**What needs to be done**
Copy all the items below, changing every "interactable" to "clickable" and leaving everything else untouched.

>> begin

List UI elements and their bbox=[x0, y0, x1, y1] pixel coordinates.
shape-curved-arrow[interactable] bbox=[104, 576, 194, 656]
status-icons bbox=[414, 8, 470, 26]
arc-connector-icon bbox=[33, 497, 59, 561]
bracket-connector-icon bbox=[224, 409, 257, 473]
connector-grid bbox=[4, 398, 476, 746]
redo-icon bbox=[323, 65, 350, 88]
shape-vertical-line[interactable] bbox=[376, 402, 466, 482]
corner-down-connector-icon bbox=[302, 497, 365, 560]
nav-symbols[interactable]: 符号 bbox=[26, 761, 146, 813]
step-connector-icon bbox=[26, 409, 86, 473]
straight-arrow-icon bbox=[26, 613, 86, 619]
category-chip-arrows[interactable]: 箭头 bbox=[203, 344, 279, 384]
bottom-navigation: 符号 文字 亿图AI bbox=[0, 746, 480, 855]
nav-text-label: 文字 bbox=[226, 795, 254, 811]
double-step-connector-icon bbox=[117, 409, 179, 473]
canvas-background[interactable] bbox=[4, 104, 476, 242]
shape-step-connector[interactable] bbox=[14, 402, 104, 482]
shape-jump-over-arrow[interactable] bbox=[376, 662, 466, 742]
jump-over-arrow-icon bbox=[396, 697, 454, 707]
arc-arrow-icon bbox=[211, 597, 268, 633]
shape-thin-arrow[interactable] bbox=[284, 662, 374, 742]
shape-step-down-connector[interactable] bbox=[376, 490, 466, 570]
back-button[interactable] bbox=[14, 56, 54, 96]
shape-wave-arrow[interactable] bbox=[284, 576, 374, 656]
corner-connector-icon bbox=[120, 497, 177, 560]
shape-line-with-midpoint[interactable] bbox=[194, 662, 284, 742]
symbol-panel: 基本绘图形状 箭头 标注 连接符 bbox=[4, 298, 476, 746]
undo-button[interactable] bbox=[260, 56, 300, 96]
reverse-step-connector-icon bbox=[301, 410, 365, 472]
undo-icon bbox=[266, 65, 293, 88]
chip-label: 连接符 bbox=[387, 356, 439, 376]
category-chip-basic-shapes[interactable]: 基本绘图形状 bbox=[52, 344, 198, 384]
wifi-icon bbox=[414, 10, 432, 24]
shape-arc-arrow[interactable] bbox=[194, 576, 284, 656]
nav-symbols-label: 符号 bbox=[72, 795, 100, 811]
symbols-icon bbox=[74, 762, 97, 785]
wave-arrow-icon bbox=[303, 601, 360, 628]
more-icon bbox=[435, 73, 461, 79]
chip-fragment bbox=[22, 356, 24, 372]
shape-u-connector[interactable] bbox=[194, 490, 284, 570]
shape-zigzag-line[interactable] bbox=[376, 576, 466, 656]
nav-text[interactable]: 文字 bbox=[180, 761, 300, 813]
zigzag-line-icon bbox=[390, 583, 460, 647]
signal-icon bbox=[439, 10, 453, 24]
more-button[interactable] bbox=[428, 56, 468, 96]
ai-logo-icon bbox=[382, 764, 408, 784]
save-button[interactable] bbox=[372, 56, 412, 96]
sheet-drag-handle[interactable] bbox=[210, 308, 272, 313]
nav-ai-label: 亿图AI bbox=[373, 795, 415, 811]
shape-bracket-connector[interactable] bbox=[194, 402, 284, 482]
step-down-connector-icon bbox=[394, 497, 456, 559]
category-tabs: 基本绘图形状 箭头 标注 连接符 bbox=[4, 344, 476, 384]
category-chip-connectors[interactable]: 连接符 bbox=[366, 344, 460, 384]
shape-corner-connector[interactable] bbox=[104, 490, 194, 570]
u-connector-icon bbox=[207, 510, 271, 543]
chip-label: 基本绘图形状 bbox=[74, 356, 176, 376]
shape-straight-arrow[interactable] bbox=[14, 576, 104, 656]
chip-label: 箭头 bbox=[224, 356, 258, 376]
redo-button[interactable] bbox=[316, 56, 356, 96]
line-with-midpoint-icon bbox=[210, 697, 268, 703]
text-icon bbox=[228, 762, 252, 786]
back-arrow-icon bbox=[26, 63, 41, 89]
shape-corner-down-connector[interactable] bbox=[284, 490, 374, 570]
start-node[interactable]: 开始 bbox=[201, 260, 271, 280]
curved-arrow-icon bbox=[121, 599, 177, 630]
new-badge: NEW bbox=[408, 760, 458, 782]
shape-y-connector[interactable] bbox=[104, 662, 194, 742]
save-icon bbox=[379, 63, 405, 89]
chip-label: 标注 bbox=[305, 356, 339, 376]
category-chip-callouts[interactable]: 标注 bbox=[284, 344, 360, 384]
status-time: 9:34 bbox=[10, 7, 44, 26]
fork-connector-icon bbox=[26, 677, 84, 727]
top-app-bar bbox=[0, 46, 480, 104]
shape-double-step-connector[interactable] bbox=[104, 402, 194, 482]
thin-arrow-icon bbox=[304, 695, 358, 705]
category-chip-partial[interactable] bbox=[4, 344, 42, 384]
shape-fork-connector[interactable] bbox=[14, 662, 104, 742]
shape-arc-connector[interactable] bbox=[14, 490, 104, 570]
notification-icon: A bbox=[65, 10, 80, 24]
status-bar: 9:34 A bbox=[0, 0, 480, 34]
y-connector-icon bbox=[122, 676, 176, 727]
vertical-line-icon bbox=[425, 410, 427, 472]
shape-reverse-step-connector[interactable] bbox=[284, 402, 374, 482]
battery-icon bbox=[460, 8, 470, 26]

>> end

**Finished answer**
List UI elements and their bbox=[x0, y0, x1, y1] pixel coordinates.
shape-curved-arrow[clickable] bbox=[104, 576, 194, 656]
status-icons bbox=[414, 8, 470, 26]
arc-connector-icon bbox=[33, 497, 59, 561]
bracket-connector-icon bbox=[224, 409, 257, 473]
connector-grid bbox=[4, 398, 476, 746]
redo-icon bbox=[323, 65, 350, 88]
shape-vertical-line[clickable] bbox=[376, 402, 466, 482]
corner-down-connector-icon bbox=[302, 497, 365, 560]
nav-symbols[clickable]: 符号 bbox=[26, 761, 146, 813]
step-connector-icon bbox=[26, 409, 86, 473]
straight-arrow-icon bbox=[26, 613, 86, 619]
category-chip-arrows[clickable]: 箭头 bbox=[203, 344, 279, 384]
bottom-navigation: 符号 文字 亿图AI bbox=[0, 746, 480, 855]
nav-text-label: 文字 bbox=[226, 795, 254, 811]
double-step-connector-icon bbox=[117, 409, 179, 473]
canvas-background[clickable] bbox=[4, 104, 476, 242]
shape-step-connector[clickable] bbox=[14, 402, 104, 482]
shape-jump-over-arrow[clickable] bbox=[376, 662, 466, 742]
jump-over-arrow-icon bbox=[396, 697, 454, 707]
arc-arrow-icon bbox=[211, 597, 268, 633]
shape-thin-arrow[clickable] bbox=[284, 662, 374, 742]
shape-step-down-connector[clickable] bbox=[376, 490, 466, 570]
back-button[clickable] bbox=[14, 56, 54, 96]
shape-wave-arrow[clickable] bbox=[284, 576, 374, 656]
corner-connector-icon bbox=[120, 497, 177, 560]
shape-line-with-midpoint[clickable] bbox=[194, 662, 284, 742]
symbol-panel: 基本绘图形状 箭头 标注 连接符 bbox=[4, 298, 476, 746]
undo-button[clickable] bbox=[260, 56, 300, 96]
reverse-step-connector-icon bbox=[301, 410, 365, 472]
undo-icon bbox=[266, 65, 293, 88]
chip-label: 连接符 bbox=[387, 356, 439, 376]
category-chip-basic-shapes[clickable]: 基本绘图形状 bbox=[52, 344, 198, 384]
wifi-icon bbox=[414, 10, 432, 24]
shape-arc-arrow[clickable] bbox=[194, 576, 284, 656]
nav-symbols-label: 符号 bbox=[72, 795, 100, 811]
symbols-icon bbox=[74, 762, 97, 785]
wave-arrow-icon bbox=[303, 601, 360, 628]
more-icon bbox=[435, 73, 461, 79]
chip-fragment bbox=[22, 356, 24, 372]
shape-u-connector[clickable] bbox=[194, 490, 284, 570]
shape-zigzag-line[clickable] bbox=[376, 576, 466, 656]
nav-text[clickable]: 文字 bbox=[180, 761, 300, 813]
zigzag-line-icon bbox=[390, 583, 460, 647]
signal-icon bbox=[439, 10, 453, 24]
more-button[clickable] bbox=[428, 56, 468, 96]
ai-logo-icon bbox=[382, 764, 408, 784]
save-button[clickable] bbox=[372, 56, 412, 96]
sheet-drag-handle[clickable] bbox=[210, 308, 272, 313]
nav-ai-label: 亿图AI bbox=[373, 795, 415, 811]
shape-bracket-connector[clickable] bbox=[194, 402, 284, 482]
step-down-connector-icon bbox=[394, 497, 456, 559]
category-tabs: 基本绘图形状 箭头 标注 连接符 bbox=[4, 344, 476, 384]
category-chip-connectors[clickable]: 连接符 bbox=[366, 344, 460, 384]
shape-corner-connector[clickable] bbox=[104, 490, 194, 570]
u-connector-icon bbox=[207, 510, 271, 543]
chip-label: 基本绘图形状 bbox=[74, 356, 176, 376]
shape-straight-arrow[clickable] bbox=[14, 576, 104, 656]
chip-label: 箭头 bbox=[224, 356, 258, 376]
redo-button[clickable] bbox=[316, 56, 356, 96]
line-with-midpoint-icon bbox=[210, 697, 268, 703]
text-icon bbox=[228, 762, 252, 786]
back-arrow-icon bbox=[26, 63, 41, 89]
shape-corner-down-connector[clickable] bbox=[284, 490, 374, 570]
start-node[clickable]: 开始 bbox=[201, 260, 271, 280]
curved-arrow-icon bbox=[121, 599, 177, 630]
new-badge: NEW bbox=[408, 760, 458, 782]
shape-y-connector[clickable] bbox=[104, 662, 194, 742]
save-icon bbox=[379, 63, 405, 89]
chip-label: 标注 bbox=[305, 356, 339, 376]
category-chip-callouts[clickable]: 标注 bbox=[284, 344, 360, 384]
status-time: 9:34 bbox=[10, 7, 44, 26]
fork-connector-icon bbox=[26, 677, 84, 727]
top-app-bar bbox=[0, 46, 480, 104]
shape-double-step-connector[clickable] bbox=[104, 402, 194, 482]
thin-arrow-icon bbox=[304, 695, 358, 705]
category-chip-partial[clickable] bbox=[4, 344, 42, 384]
shape-fork-connector[clickable] bbox=[14, 662, 104, 742]
shape-arc-connector[clickable] bbox=[14, 490, 104, 570]
notification-icon: A bbox=[65, 10, 80, 24]
status-bar: 9:34 A bbox=[0, 0, 480, 34]
y-connector-icon bbox=[122, 676, 176, 727]
vertical-line-icon bbox=[425, 410, 427, 472]
shape-reverse-step-connector[clickable] bbox=[284, 402, 374, 482]
battery-icon bbox=[460, 8, 470, 26]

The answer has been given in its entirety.